- _Task brief_: The entries that follow should be written out exactly.

Extracts from a graphics dataset:
# # # # #

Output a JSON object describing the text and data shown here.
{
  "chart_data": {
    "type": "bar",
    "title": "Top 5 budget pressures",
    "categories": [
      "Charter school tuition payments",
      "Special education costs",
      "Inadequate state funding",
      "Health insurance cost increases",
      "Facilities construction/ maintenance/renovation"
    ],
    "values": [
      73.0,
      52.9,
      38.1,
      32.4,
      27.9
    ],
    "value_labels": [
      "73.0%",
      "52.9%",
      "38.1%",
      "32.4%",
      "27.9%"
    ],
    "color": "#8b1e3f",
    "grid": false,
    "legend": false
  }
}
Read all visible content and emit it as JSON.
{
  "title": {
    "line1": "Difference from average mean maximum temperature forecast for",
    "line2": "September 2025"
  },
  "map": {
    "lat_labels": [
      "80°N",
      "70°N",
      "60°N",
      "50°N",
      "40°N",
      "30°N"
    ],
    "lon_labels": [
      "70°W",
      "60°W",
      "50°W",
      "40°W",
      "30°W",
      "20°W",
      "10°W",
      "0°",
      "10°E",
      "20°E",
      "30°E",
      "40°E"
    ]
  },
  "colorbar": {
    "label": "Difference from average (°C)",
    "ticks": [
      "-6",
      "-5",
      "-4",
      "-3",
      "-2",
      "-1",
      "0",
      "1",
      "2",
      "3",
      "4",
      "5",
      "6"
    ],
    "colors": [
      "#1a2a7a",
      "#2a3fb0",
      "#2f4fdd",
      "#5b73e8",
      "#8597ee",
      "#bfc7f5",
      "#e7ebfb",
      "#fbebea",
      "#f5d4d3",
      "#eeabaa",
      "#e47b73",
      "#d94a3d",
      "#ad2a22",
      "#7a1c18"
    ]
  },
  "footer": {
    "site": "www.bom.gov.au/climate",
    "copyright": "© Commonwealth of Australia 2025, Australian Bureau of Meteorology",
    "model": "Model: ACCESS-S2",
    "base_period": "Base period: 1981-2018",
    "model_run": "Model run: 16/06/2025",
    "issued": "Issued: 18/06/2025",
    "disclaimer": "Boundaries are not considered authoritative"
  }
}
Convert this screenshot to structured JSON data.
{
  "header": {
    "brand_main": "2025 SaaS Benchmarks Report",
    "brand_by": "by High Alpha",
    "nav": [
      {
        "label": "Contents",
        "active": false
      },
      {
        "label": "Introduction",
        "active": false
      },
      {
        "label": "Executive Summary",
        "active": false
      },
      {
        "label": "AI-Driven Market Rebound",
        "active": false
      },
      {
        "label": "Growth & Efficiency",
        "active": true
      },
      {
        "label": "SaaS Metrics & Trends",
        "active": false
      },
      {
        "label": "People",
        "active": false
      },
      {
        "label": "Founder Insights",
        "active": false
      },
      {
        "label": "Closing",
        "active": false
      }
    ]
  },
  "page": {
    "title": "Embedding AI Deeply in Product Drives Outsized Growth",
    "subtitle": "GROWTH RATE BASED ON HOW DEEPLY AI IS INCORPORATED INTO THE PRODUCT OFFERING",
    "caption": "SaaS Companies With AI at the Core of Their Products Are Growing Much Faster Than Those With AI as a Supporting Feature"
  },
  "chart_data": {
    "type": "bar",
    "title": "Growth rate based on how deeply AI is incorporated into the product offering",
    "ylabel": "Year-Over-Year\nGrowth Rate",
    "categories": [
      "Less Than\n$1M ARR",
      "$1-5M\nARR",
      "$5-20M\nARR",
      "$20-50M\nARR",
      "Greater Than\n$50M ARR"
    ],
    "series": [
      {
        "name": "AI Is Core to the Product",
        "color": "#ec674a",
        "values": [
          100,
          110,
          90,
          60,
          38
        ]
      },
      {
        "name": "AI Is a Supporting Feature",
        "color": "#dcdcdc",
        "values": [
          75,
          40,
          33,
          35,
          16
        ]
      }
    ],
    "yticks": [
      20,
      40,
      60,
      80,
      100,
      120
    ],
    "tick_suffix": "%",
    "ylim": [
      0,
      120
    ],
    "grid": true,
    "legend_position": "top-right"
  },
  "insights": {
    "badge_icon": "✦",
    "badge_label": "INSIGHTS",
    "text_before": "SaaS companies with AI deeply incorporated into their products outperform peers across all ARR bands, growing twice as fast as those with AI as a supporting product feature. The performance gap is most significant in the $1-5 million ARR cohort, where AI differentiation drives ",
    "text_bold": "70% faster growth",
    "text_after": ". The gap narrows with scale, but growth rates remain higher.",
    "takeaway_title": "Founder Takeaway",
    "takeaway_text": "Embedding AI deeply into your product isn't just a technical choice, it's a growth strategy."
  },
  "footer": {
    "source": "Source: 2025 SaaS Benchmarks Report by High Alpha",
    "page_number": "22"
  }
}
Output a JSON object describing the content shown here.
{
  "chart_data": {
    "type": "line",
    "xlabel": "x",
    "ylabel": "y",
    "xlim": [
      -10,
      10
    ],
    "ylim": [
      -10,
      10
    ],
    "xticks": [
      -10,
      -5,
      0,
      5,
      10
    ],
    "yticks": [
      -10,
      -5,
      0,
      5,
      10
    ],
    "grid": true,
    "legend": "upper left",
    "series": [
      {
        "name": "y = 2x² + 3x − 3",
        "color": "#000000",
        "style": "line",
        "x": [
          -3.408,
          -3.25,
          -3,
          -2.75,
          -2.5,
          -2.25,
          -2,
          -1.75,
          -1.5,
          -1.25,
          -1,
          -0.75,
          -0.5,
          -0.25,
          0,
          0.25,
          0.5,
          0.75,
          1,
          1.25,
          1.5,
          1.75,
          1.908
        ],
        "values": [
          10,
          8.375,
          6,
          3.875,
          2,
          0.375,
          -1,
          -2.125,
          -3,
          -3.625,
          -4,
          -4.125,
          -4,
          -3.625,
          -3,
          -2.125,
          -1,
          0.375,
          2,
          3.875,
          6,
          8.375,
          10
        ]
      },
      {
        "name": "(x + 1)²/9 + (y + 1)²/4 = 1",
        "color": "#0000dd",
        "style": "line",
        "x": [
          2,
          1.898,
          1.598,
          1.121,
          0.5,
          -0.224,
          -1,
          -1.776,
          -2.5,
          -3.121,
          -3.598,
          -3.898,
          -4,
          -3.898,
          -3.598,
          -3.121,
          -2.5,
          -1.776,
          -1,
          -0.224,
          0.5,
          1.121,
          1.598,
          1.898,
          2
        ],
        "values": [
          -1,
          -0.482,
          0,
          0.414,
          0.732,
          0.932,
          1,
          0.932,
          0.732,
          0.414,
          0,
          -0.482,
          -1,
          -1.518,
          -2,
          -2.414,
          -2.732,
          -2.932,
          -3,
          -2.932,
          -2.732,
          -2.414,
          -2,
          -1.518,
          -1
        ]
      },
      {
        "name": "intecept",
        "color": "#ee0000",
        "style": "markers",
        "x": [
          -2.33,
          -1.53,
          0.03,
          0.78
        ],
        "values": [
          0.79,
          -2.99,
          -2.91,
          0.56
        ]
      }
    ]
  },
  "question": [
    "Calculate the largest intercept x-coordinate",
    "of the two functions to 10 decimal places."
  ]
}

# # # # #

- _Answer for the task_:
Output a JSON object describing the text and data shown here.
{
  "chart_data": {
    "type": "bar",
    "title": "Top 5 budget pressures",
    "categories": [
      "Charter school tuition payments",
      "Special education costs",
      "Inadequate state funding",
      "Health insurance cost increases",
      "Facilities construction/ maintenance/renovation"
    ],
    "values": [
      73.0,
      52.9,
      38.1,
      32.4,
      27.9
    ],
    "value_labels": [
      "73.0%",
      "52.9%",
      "38.1%",
      "32.4%",
      "27.9%"
    ],
    "color": "#8b1e3f",
    "grid": false,
    "legend": false
  }
}
Read all visible content and emit it as JSON.
{
  "title": {
    "line1": "Difference from average mean maximum temperature forecast for",
    "line2": "September 2025"
  },
  "map": {
    "lat_labels": [
      "80°N",
      "70°N",
      "60°N",
      "50°N",
      "40°N",
      "30°N"
    ],
    "lon_labels": [
      "70°W",
      "60°W",
      "50°W",
      "40°W",
      "30°W",
      "20°W",
      "10°W",
      "0°",
      "10°E",
      "20°E",
      "30°E",
      "40°E"
    ]
  },
  "colorbar": {
    "label": "Difference from average (°C)",
    "ticks": [
      "-6",
      "-5",
      "-4",
      "-3",
      "-2",
      "-1",
      "0",
      "1",
      "2",
      "3",
      "4",
      "5",
      "6"
    ],
    "colors": [
      "#1a2a7a",
      "#2a3fb0",
      "#2f4fdd",
      "#5b73e8",
      "#8597ee",
      "#bfc7f5",
      "#e7ebfb",
      "#fbebea",
      "#f5d4d3",
      "#eeabaa",
      "#e47b73",
      "#d94a3d",
      "#ad2a22",
      "#7a1c18"
    ]
  },
  "footer": {
    "site": "www.bom.gov.au/climate",
    "copyright": "© Commonwealth of Australia 2025, Australian Bureau of Meteorology",
    "model": "Model: ACCESS-S2",
    "base_period": "Base period: 1981-2018",
    "model_run": "Model run: 16/06/2025",
    "issued": "Issued: 18/06/2025",
    "disclaimer": "Boundaries are not considered authoritative"
  }
}
Convert this screenshot to structured JSON data.
{
  "header": {
    "brand_main": "2025 SaaS Benchmarks Report",
    "brand_by": "by High Alpha",
    "nav": [
      {
        "label": "Contents",
        "active": false
      },
      {
        "label": "Introduction",
        "active": false
      },
      {
        "label": "Executive Summary",
        "active": false
      },
      {
        "label": "AI-Driven Market Rebound",
        "active": false
      },
      {
        "label": "Growth & Efficiency",
        "active": true
      },
      {
        "label": "SaaS Metrics & Trends",
        "active": false
      },
      {
        "label": "People",
        "active": false
      },
      {
        "label": "Founder Insights",
        "active": false
      },
      {
        "label": "Closing",
        "active": false
      }
    ]
  },
  "page": {
    "title": "Embedding AI Deeply in Product Drives Outsized Growth",
    "subtitle": "GROWTH RATE BASED ON HOW DEEPLY AI IS INCORPORATED INTO THE PRODUCT OFFERING",
    "caption": "SaaS Companies With AI at the Core of Their Products Are Growing Much Faster Than Those With AI as a Supporting Feature"
  },
  "chart_data": {
    "type": "bar",
    "title": "Growth rate based on how deeply AI is incorporated into the product offering",
    "ylabel": "Year-Over-Year\nGrowth Rate",
    "categories": [
      "Less Than\n$1M ARR",
      "$1-5M\nARR",
      "$5-20M\nARR",
      "$20-50M\nARR",
      "Greater Than\n$50M ARR"
    ],
    "series": [
      {
        "name": "AI Is Core to the Product",
        "color": "#ec674a",
        "values": [
          100,
          110,
          90,
          60,
          38
        ]
      },
      {
        "name": "AI Is a Supporting Feature",
        "color": "#dcdcdc",
        "values": [
          75,
          40,
          33,
          35,
          16
        ]
      }
    ],
    "yticks": [
      20,
      40,
      60,
      80,
      100,
      120
    ],
    "tick_suffix": "%",
    "ylim": [
      0,
      120
    ],
    "grid": true,
    "legend_position": "top-right"
  },
  "insights": {
    "badge_icon": "✦",
    "badge_label": "INSIGHTS",
    "text_before": "SaaS companies with AI deeply incorporated into their products outperform peers across all ARR bands, growing twice as fast as those with AI as a supporting product feature. The performance gap is most significant in the $1-5 million ARR cohort, where AI differentiation drives ",
    "text_bold": "70% faster growth",
    "text_after": ". The gap narrows with scale, but growth rates remain higher.",
    "takeaway_title": "Founder Takeaway",
    "takeaway_text": "Embedding AI deeply into your product isn't just a technical choice, it's a growth strategy."
  },
  "footer": {
    "source": "Source: 2025 SaaS Benchmarks Report by High Alpha",
    "page_number": "22"
  }
}
Output a JSON object describing the content shown here.
{
  "chart_data": {
    "type": "line",
    "xlabel": "x",
    "ylabel": "y",
    "xlim": [
      -10,
      10
    ],
    "ylim": [
      -10,
      10
    ],
    "xticks": [
      -10,
      -5,
      0,
      5,
      10
    ],
    "yticks": [
      -10,
      -5,
      0,
      5,
      10
    ],
    "grid": true,
    "legend": "upper left",
    "series": [
      {
        "name": "y = 2x² + 3x − 3",
        "color": "#000000",
        "style": "line",
        "x": [
          -3.408,
          -3.25,
          -3,
          -2.75,
          -2.5,
          -2.25,
          -2,
          -1.75,
          -1.5,
          -1.25,
          -1,
          -0.75,
          -0.5,
          -0.25,
          0,
          0.25,
          0.5,
          0.75,
          1,
          1.25,
          1.5,
          1.75,
          1.908
        ],
        "values": [
          10,
          8.375,
          6,
          3.875,
          2,
          0.375,
          -1,
          -2.125,
          -3,
          -3.625,
          -4,
          -4.125,
          -4,
          -3.625,
          -3,
          -2.125,
          -1,
          0.375,
          2,
          3.875,
          6,
          8.375,
          10
        ]
      },
      {
        "name": "(x + 1)²/9 + (y + 1)²/4 = 1",
        "color": "#0000dd",
        "style": "line",
        "x": [
          2,
          1.898,
          1.598,
          1.121,
          0.5,
          -0.224,
          -1,
          -1.776,
          -2.5,
          -3.121,
          -3.598,
          -3.898,
          -4,
          -3.898,
          -3.598,
          -3.121,
          -2.5,
          -1.776,
          -1,
          -0.224,
          0.5,
          1.121,
          1.598,
          1.898,
          2
        ],
        "values": [
          -1,
          -0.482,
          0,
          0.414,
          0.732,
          0.932,
          1,
          0.932,
          0.732,
          0.414,
          0,
          -0.482,
          -1,
          -1.518,
          -2,
          -2.414,
          -2.732,
          -2.932,
          -3,
          -2.932,
          -2.732,
          -2.414,
          -2,
          -1.518,
          -1
        ]
      },
      {
        "name": "intecept",
        "color": "#ee0000",
        "style": "markers",
        "x": [
          -2.33,
          -1.53,
          0.03,
          0.78
        ],
        "values": [
          0.79,
          -2.99,
          -2.91,
          0.56
        ]
      }
    ]
  },
  "question": [
    "Calculate the largest intercept x-coordinate",
    "of the two functions to 10 decimal places."
  ]
}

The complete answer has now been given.